■ Task instructions
Copy out the listing exactly.

····················

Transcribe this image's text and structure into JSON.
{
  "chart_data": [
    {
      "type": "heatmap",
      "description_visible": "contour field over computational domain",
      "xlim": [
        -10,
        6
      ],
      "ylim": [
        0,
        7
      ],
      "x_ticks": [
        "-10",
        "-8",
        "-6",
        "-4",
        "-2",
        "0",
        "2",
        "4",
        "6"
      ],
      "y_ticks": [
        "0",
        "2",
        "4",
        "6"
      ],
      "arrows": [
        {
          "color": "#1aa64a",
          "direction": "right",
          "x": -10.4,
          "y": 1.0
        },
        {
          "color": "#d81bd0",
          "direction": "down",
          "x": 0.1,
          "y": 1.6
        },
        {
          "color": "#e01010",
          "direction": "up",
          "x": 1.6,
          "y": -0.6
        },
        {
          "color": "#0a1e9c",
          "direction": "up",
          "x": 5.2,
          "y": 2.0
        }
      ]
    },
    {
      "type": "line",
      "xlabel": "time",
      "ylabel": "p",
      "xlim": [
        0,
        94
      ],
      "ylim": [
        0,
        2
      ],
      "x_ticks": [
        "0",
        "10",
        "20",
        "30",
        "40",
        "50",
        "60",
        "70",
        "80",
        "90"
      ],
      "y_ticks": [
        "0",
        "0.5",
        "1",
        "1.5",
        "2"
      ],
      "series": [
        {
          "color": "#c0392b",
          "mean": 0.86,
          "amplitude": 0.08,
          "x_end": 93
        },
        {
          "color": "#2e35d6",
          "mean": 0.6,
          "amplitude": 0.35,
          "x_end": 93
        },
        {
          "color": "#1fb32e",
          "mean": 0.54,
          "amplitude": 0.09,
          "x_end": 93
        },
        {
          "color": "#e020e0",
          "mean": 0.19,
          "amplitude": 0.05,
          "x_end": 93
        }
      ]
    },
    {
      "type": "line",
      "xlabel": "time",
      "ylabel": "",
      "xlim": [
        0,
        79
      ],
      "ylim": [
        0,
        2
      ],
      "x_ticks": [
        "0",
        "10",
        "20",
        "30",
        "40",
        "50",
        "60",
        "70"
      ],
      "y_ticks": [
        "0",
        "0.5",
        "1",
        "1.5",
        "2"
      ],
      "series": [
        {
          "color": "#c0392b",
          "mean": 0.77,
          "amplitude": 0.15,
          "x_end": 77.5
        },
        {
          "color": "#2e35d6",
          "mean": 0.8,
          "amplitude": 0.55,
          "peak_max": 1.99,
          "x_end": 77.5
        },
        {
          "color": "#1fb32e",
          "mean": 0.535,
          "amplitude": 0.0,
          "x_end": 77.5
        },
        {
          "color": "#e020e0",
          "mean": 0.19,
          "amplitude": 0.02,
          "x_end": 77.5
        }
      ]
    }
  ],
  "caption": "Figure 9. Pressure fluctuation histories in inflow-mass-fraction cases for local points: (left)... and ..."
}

····················

■ Complete answer
Transcribe this image's text and structure into JSON.
{
  "chart_data": [
    {
      "type": "heatmap",
      "description_visible": "contour field over computational domain",
      "xlim": [
        -10,
        6
      ],
      "ylim": [
        0,
        7
      ],
      "x_ticks": [
        "-10",
        "-8",
        "-6",
        "-4",
        "-2",
        "0",
        "2",
        "4",
        "6"
      ],
      "y_ticks": [
        "0",
        "2",
        "4",
        "6"
      ],
      "arrows": [
        {
          "color": "#1aa64a",
          "direction": "right",
          "x": -10.4,
          "y": 1.0
        },
        {
          "color": "#d81bd0",
          "direction": "down",
          "x": 0.1,
          "y": 1.6
        },
        {
          "color": "#e01010",
          "direction": "up",
          "x": 1.6,
          "y": -0.6
        },
        {
          "color": "#0a1e9c",
          "direction": "up",
          "x": 5.2,
          "y": 2.0
        }
      ]
    },
    {
      "type": "line",
      "xlabel": "time",
      "ylabel": "p",
      "xlim": [
        0,
        94
      ],
      "ylim": [
        0,
        2
      ],
      "x_ticks": [
        "0",
        "10",
        "20",
        "30",
        "40",
        "50",
        "60",
        "70",
        "80",
        "90"
      ],
      "y_ticks": [
        "0",
        "0.5",
        "1",
        "1.5",
        "2"
      ],
      "series": [
        {
          "color": "#c0392b",
          "mean": 0.86,
          "amplitude": 0.08,
          "x_end": 93
        },
        {
          "color": "#2e35d6",
          "mean": 0.6,
          "amplitude": 0.35,
          "x_end": 93
        },
        {
          "color": "#1fb32e",
          "mean": 0.54,
          "amplitude": 0.09,
          "x_end": 93
        },
        {
          "color": "#e020e0",
          "mean": 0.19,
          "amplitude": 0.05,
          "x_end": 93
        }
      ]
    },
    {
      "type": "line",
      "xlabel": "time",
      "ylabel": "",
      "xlim": [
        0,
        79
      ],
      "ylim": [
        0,
        2
      ],
      "x_ticks": [
        "0",
        "10",
        "20",
        "30",
        "40",
        "50",
        "60",
        "70"
      ],
      "y_ticks": [
        "0",
        "0.5",
        "1",
        "1.5",
        "2"
      ],
      "series": [
        {
          "color": "#c0392b",
          "mean": 0.77,
          "amplitude": 0.15,
          "x_end": 77.5
        },
        {
          "color": "#2e35d6",
          "mean": 0.8,
          "amplitude": 0.55,
          "peak_max": 1.99,
          "x_end": 77.5
        },
        {
          "color": "#1fb32e",
          "mean": 0.535,
          "amplitude": 0.0,
          "x_end": 77.5
        },
        {
          "color": "#e020e0",
          "mean": 0.19,
          "amplitude": 0.02,
          "x_end": 77.5
        }
      ]
    }
  ],
  "caption": "Figure 9. Pressure fluctuation histories in inflow-mass-fraction cases for local points: (left)... and ..."
}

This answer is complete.